───── EXTRACTED INFORMATION

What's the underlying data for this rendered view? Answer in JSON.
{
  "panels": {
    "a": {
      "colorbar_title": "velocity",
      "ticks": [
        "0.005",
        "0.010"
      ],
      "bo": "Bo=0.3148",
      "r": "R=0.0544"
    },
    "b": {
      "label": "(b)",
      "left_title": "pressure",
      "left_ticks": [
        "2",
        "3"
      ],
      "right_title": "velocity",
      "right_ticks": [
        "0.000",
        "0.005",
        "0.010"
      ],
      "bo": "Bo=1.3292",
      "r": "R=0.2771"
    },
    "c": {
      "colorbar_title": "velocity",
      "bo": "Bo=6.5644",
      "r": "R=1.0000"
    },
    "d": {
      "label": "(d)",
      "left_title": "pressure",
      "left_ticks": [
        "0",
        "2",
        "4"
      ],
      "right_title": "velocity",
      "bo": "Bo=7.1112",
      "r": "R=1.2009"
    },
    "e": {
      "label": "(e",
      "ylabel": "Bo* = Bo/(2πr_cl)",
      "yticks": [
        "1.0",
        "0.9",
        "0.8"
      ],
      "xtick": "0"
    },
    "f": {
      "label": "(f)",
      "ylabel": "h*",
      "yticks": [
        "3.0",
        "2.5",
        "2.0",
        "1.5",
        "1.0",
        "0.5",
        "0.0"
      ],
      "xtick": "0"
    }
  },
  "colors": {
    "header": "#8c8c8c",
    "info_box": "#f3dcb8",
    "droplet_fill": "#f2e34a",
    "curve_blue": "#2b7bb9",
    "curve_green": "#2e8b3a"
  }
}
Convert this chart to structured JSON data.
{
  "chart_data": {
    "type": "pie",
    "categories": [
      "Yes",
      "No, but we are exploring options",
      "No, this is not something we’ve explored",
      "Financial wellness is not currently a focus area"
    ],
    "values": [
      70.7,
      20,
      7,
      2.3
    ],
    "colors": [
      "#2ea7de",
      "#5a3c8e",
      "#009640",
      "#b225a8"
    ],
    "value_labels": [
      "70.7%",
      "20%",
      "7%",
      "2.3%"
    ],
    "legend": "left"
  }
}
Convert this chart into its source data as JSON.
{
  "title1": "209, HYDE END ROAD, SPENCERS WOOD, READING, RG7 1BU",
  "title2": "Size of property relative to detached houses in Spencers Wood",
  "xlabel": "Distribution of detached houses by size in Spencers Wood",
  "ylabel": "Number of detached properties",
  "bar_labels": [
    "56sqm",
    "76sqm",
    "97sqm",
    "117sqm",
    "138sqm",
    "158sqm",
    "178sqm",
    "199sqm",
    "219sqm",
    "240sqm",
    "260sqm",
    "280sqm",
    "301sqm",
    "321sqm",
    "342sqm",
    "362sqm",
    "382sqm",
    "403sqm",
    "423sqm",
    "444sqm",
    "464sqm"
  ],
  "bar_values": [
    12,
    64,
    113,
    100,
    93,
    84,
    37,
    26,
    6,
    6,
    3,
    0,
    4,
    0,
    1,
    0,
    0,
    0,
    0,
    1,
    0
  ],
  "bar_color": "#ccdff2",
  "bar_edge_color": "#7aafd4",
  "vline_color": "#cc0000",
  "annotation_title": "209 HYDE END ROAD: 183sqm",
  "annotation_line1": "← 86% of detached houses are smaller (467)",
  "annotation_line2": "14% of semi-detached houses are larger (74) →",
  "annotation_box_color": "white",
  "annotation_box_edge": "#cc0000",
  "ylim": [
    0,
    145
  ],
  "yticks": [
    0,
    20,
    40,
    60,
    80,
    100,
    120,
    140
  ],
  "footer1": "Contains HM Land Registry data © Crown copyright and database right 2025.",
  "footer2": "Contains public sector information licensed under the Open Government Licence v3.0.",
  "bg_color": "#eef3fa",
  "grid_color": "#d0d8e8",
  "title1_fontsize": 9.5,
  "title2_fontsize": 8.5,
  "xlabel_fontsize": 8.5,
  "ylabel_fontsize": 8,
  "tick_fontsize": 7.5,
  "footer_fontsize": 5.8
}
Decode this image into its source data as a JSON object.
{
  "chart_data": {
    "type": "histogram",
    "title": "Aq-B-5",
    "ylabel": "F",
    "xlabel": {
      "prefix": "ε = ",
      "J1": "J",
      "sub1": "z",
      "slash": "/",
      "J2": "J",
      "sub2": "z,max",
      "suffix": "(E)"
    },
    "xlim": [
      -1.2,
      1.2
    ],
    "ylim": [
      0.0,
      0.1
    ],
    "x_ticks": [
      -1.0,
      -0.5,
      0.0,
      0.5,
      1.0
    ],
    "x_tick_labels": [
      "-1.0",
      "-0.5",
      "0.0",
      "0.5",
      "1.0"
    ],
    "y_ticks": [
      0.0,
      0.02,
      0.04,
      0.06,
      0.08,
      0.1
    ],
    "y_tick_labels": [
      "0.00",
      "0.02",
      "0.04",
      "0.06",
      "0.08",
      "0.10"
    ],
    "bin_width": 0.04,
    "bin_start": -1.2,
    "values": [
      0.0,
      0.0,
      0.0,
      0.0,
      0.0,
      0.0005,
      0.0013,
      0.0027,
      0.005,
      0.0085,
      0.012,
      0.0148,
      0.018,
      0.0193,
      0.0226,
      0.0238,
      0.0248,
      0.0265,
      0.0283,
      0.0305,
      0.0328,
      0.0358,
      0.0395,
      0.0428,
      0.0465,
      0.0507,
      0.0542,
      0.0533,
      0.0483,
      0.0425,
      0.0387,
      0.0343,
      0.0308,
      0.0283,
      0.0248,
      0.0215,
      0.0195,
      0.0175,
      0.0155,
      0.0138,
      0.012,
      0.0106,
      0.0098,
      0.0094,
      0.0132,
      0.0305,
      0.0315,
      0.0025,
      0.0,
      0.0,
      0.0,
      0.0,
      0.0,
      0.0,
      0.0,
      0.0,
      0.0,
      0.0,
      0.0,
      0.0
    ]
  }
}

──────────

-- INSTRUCTIONS FOR THE TASK --
Look through the listing and extract every line with "Contains" in it.

-- EXPECTED OUTPUT --
  "footer1": "Contains HM Land Registry data © Crown copyright and database right 2025.",
  "footer2": "Contains public sector information licensed under the Open Government Licence v3.0.",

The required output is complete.